Locate the lines of the listing below that hold "been", then copy each of them.

**** Source material ****

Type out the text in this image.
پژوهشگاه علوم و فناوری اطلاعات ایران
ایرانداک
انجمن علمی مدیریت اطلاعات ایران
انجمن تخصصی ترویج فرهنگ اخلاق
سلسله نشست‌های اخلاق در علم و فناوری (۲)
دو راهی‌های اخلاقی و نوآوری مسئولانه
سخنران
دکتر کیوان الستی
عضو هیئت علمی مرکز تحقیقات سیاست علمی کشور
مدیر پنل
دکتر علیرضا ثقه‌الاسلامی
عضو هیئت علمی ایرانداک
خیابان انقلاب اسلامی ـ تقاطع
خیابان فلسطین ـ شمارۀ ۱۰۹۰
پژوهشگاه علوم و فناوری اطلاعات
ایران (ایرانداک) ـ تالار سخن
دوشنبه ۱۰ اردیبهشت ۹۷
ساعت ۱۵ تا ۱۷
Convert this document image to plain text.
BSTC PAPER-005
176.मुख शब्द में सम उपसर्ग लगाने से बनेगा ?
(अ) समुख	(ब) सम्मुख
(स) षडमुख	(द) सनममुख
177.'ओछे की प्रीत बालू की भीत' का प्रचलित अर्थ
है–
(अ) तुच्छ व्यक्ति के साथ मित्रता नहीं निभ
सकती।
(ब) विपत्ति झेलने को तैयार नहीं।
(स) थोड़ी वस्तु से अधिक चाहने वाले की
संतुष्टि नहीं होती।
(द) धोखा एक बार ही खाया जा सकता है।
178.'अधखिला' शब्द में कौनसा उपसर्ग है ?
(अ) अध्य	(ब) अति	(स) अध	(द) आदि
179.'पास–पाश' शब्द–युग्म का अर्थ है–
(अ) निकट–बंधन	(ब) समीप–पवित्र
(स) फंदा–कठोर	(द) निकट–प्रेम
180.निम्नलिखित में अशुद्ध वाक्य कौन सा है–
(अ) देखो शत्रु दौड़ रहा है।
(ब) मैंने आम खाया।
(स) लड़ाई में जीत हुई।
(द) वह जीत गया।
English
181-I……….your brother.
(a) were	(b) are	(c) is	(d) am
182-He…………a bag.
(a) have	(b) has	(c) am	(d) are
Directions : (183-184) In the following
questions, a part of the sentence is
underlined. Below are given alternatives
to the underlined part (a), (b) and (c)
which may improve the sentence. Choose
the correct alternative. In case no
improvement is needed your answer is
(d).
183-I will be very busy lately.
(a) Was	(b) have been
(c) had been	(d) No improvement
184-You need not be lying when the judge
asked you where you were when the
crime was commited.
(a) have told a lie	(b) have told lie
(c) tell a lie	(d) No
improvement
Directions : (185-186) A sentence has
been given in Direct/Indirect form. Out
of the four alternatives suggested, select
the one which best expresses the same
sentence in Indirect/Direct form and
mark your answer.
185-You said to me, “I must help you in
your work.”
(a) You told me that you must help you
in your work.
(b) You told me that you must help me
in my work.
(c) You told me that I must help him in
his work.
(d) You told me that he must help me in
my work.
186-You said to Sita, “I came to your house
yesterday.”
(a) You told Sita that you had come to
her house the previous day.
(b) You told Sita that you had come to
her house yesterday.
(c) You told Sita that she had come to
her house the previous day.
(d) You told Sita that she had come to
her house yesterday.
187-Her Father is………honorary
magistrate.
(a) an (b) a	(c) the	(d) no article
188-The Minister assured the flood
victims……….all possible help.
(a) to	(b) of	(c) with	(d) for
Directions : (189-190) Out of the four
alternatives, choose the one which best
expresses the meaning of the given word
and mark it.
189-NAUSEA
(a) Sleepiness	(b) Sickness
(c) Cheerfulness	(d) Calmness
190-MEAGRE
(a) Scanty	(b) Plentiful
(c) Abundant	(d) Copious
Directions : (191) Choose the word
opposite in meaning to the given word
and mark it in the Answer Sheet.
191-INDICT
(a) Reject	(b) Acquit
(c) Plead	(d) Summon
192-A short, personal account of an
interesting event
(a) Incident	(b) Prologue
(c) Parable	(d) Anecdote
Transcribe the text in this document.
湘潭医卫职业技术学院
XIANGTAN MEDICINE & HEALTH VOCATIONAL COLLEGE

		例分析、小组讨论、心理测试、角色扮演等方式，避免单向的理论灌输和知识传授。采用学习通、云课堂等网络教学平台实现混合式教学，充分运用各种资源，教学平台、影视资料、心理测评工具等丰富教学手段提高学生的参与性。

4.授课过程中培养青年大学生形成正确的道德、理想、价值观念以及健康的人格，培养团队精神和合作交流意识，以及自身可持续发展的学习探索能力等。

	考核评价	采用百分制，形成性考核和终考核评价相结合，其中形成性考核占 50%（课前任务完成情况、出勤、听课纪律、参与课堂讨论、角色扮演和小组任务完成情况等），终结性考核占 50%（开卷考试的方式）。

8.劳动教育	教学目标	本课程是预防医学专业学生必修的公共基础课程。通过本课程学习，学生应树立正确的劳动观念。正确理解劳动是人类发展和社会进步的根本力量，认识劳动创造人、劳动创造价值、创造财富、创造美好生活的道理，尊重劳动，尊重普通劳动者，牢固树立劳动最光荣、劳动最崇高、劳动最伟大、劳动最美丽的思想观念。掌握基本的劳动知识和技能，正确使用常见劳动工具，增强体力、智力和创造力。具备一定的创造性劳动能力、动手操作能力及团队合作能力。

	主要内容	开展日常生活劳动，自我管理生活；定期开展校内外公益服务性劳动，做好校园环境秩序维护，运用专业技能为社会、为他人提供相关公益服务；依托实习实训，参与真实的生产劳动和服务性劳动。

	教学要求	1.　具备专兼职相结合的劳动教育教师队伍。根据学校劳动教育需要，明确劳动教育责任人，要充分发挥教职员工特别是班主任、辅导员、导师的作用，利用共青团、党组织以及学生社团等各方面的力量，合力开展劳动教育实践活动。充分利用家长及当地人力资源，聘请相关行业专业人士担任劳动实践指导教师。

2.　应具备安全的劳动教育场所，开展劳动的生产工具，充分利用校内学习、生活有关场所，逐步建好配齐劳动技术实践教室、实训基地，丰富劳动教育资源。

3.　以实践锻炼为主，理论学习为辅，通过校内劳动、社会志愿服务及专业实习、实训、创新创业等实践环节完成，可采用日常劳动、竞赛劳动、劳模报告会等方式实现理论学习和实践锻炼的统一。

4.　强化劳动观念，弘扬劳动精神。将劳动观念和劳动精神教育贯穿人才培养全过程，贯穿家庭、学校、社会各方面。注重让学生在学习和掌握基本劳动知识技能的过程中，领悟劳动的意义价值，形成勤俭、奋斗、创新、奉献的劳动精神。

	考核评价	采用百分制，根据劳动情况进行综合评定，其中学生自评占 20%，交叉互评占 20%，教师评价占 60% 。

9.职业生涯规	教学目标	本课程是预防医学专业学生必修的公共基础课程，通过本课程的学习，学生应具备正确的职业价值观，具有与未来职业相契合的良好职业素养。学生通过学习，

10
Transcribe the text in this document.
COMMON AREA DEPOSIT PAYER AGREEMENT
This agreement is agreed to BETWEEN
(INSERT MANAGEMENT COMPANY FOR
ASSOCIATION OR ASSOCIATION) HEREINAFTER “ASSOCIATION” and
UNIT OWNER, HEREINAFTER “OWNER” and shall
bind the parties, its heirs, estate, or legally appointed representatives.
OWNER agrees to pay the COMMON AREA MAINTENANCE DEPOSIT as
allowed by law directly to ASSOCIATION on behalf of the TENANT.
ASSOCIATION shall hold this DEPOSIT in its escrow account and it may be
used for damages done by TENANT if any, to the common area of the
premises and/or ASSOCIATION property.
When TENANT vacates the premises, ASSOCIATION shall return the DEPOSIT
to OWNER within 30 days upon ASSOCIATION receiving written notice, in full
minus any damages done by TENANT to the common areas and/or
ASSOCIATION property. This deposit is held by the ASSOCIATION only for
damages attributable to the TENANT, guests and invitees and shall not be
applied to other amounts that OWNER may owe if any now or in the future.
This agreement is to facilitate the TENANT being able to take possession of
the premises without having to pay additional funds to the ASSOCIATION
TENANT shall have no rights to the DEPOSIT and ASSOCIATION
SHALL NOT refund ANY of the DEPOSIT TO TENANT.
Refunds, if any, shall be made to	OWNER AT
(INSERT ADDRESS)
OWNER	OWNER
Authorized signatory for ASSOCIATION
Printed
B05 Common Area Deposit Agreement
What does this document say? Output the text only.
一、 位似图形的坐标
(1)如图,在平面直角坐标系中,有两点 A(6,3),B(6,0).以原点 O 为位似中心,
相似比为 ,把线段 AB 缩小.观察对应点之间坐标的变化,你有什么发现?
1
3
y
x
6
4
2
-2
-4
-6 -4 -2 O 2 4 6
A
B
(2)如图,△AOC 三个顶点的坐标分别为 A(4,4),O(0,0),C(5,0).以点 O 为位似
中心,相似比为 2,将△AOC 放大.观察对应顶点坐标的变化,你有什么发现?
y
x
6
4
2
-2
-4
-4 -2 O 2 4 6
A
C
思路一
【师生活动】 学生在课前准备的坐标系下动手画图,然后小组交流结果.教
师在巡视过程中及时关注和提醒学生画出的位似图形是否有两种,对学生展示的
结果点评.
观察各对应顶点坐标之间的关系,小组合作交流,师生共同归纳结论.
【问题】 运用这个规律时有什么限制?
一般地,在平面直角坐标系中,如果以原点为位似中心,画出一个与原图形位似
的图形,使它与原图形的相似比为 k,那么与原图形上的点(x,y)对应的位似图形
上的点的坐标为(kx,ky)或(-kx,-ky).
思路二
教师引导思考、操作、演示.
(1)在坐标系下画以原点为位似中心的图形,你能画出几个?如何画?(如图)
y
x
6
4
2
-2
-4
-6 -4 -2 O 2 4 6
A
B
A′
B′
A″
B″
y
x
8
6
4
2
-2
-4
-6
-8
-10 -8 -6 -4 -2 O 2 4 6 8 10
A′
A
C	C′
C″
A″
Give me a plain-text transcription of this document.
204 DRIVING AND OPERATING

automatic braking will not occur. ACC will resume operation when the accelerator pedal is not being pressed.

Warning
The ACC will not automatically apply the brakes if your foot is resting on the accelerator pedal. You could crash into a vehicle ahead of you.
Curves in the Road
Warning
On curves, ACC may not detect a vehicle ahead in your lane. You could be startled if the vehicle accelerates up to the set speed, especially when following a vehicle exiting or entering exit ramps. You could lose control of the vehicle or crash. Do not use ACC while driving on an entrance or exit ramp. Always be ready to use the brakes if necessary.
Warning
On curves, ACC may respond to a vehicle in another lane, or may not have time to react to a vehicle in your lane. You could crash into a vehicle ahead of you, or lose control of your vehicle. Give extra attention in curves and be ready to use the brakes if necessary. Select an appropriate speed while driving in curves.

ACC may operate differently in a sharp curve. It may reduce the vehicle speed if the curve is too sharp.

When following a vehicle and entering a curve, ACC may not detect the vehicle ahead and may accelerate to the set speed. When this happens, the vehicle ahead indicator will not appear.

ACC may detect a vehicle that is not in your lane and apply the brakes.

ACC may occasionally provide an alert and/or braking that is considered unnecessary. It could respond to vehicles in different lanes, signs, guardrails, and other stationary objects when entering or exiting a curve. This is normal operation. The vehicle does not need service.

****

§ Exercise answer:
(a) Was	(b) have been
(c) had been	(d) No improvement
been given in Direct/Indirect form. Out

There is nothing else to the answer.